* **SHORT PROBLEM**
Lines containing the string "today" are to be counted; report only how many there are.

====== DATA FOR THIS TASK

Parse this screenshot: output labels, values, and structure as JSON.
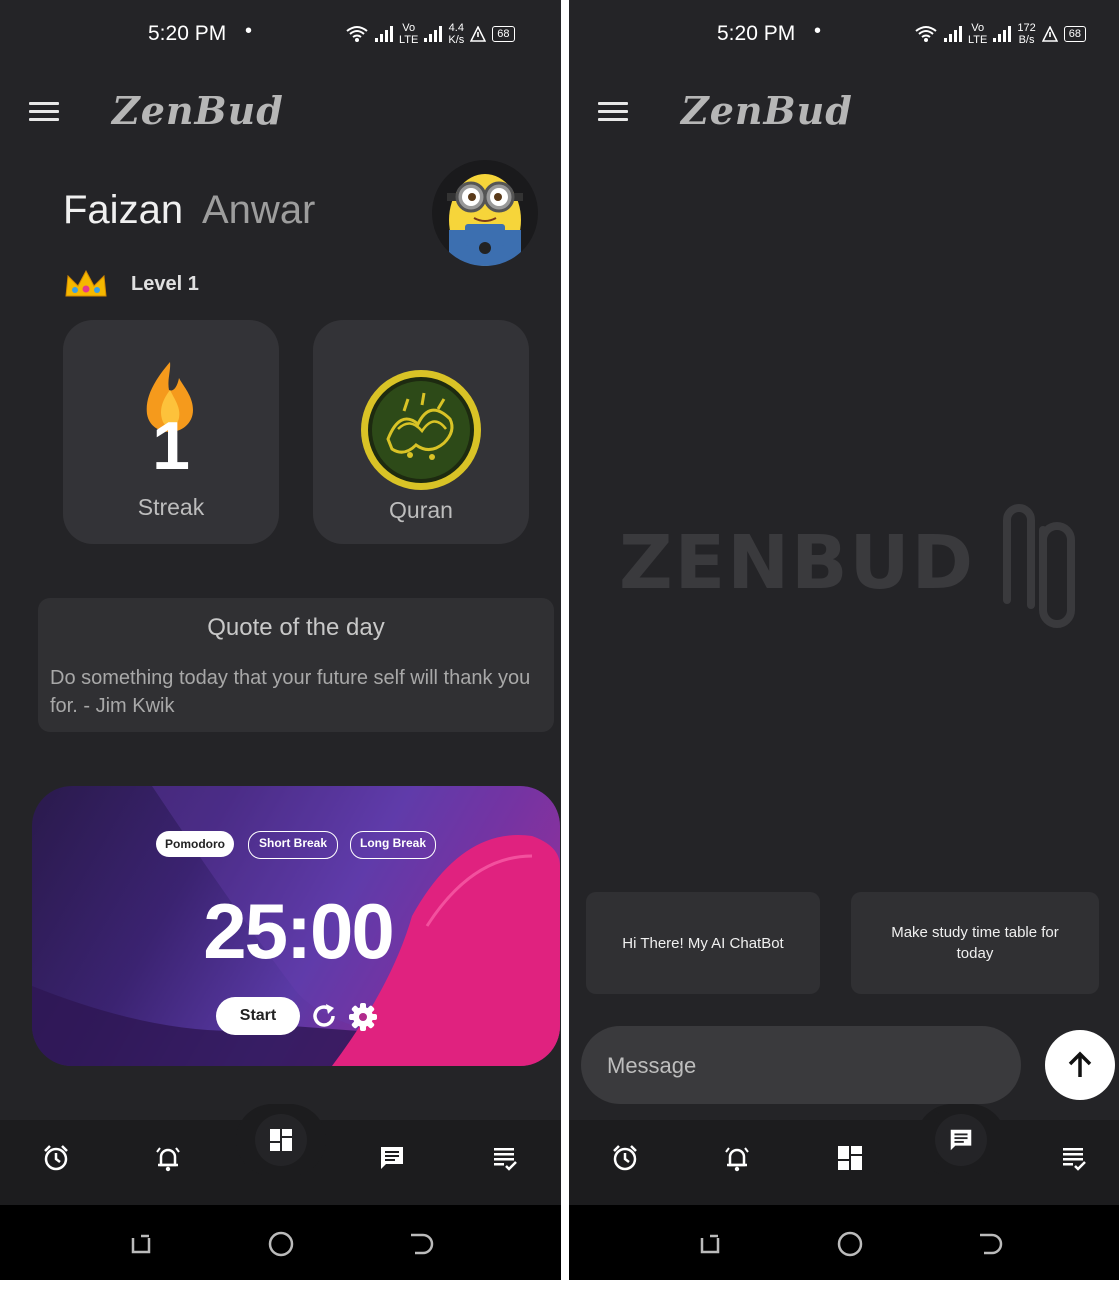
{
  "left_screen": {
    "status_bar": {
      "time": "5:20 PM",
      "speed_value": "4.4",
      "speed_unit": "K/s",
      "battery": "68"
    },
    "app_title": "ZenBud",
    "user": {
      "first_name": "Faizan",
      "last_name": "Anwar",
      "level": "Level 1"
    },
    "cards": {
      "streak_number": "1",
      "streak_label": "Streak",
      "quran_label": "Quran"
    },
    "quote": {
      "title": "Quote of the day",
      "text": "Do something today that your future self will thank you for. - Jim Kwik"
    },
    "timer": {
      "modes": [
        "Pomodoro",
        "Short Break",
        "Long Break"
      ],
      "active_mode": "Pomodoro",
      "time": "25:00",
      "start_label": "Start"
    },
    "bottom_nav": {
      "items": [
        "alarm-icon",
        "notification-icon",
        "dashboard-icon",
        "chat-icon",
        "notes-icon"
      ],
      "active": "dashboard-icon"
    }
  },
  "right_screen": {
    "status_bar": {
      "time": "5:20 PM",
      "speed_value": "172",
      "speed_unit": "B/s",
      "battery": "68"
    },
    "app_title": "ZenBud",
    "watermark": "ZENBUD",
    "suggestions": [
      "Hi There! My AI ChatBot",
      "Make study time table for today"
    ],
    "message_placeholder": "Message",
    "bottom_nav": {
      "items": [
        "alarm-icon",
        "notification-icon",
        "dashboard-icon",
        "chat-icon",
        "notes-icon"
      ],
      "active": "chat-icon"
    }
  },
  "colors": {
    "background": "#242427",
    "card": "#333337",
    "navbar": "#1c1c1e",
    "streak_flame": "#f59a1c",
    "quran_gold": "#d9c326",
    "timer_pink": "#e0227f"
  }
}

============

* **THE RESPONSE**
2